What is being asked: Find each line with "unter" and copy it.

Dataset items
------------------------
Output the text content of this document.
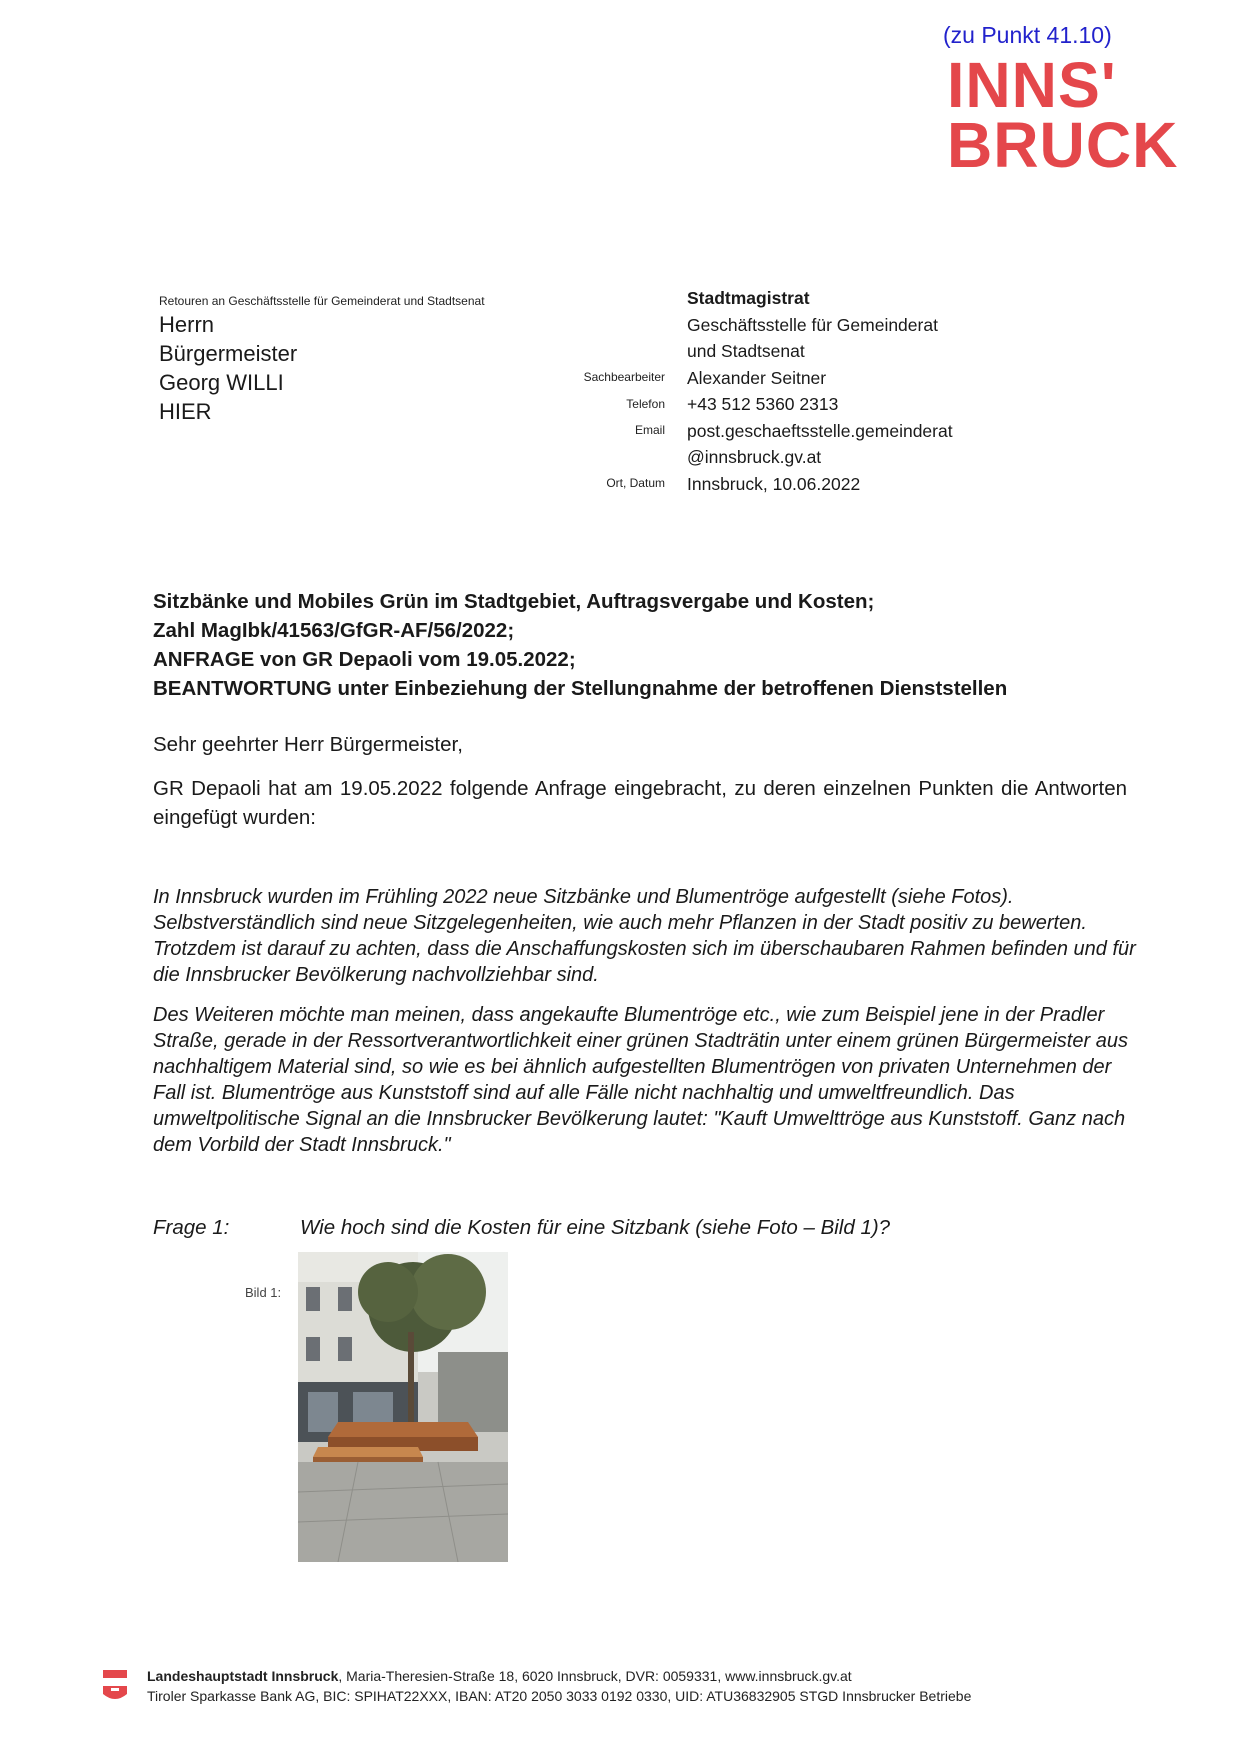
(zu Punkt 41.10)
INNS'
BRUCK
Retouren an Geschäftsstelle für Gemeinderat und Stadtsenat
Herrn
Bürgermeister
Georg WILLI
HIER
Sachbearbeiter
Telefon
Email
Ort, Datum
Stadtmagistrat
Geschäftsstelle für Gemeinderat
und Stadtsenat
Alexander Seitner
+43 512 5360 2313
post.geschaeftsstelle.gemeinderat
@innsbruck.gv.at
Innsbruck, 10.06.2022
Sitzbänke und Mobiles Grün im Stadtgebiet, Auftragsvergabe und Kosten;
Zahl MagIbk/41563/GfGR-AF/56/2022;
ANFRAGE von GR Depaoli vom 19.05.2022;
BEANTWORTUNG unter Einbeziehung der Stellungnahme der betroffenen Dienststellen
Sehr geehrter Herr Bürgermeister,
GR Depaoli hat am 19.05.2022 folgende Anfrage eingebracht, zu deren einzelnen Punkten die Antworten eingefügt wurden:
In Innsbruck wurden im Frühling 2022 neue Sitzbänke und Blumentröge aufgestellt (siehe Fotos). Selbstverständlich sind neue Sitzgelegenheiten, wie auch mehr Pflanzen in der Stadt positiv zu bewerten. Trotzdem ist darauf zu achten, dass die Anschaffungskosten sich im überschaubaren Rahmen befinden und für die Innsbrucker Bevölkerung nachvollziehbar sind.
Des Weiteren möchte man meinen, dass angekaufte Blumentröge etc., wie zum Beispiel jene in der Pradler Straße, gerade in der Ressortverantwortlichkeit einer grünen Stadträtin unter einem grünen Bürgermeister aus nachhaltigem Material sind, so wie es bei ähnlich aufgestellten Blumentrögen von privaten Unternehmen der Fall ist. Blumentröge aus Kunststoff sind auf alle Fälle nicht nachhaltig und umweltfreundlich. Das umweltpolitische Signal an die Innsbrucker Bevölkerung lautet: "Kauft Umwelttröge aus Kunststoff. Ganz nach dem Vorbild der Stadt Innsbruck."
Frage 1:	Wie hoch sind die Kosten für eine Sitzbank (siehe Foto – Bild 1)?
Bild 1:
Landeshauptstadt Innsbruck, Maria-Theresien-Straße 18, 6020 Innsbruck, DVR: 0059331, www.innsbruck.gv.at
Tiroler Sparkasse Bank AG, BIC: SPIHAT22XXX, IBAN: AT20 2050 3033 0192 0330, UID: ATU36832905 STGD Innsbrucker Betriebe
------------------------
Solved exercise:
BEANTWORTUNG unter Einbeziehung der Stellungnahme der betroffenen Dienststellen
Des Weiteren möchte man meinen, dass angekaufte Blumentröge etc., wie zum Beispiel jene in der Pradler Straße, gerade in der Ressortverantwortlichkeit einer grünen Stadträtin unter einem grünen Bürgermeister aus nachhaltigem Material sind, so wie es bei ähnlich aufgestellten Blumentrögen von privaten Unternehmen der Fall ist. Blumentröge aus Kunststoff sind auf alle Fälle nicht nachhaltig und umweltfreundlich. Das umweltpolitische Signal an die Innsbrucker Bevölkerung lautet: "Kauft Umwelttröge aus Kunststoff. Ganz nach dem Vorbild der Stadt Innsbruck."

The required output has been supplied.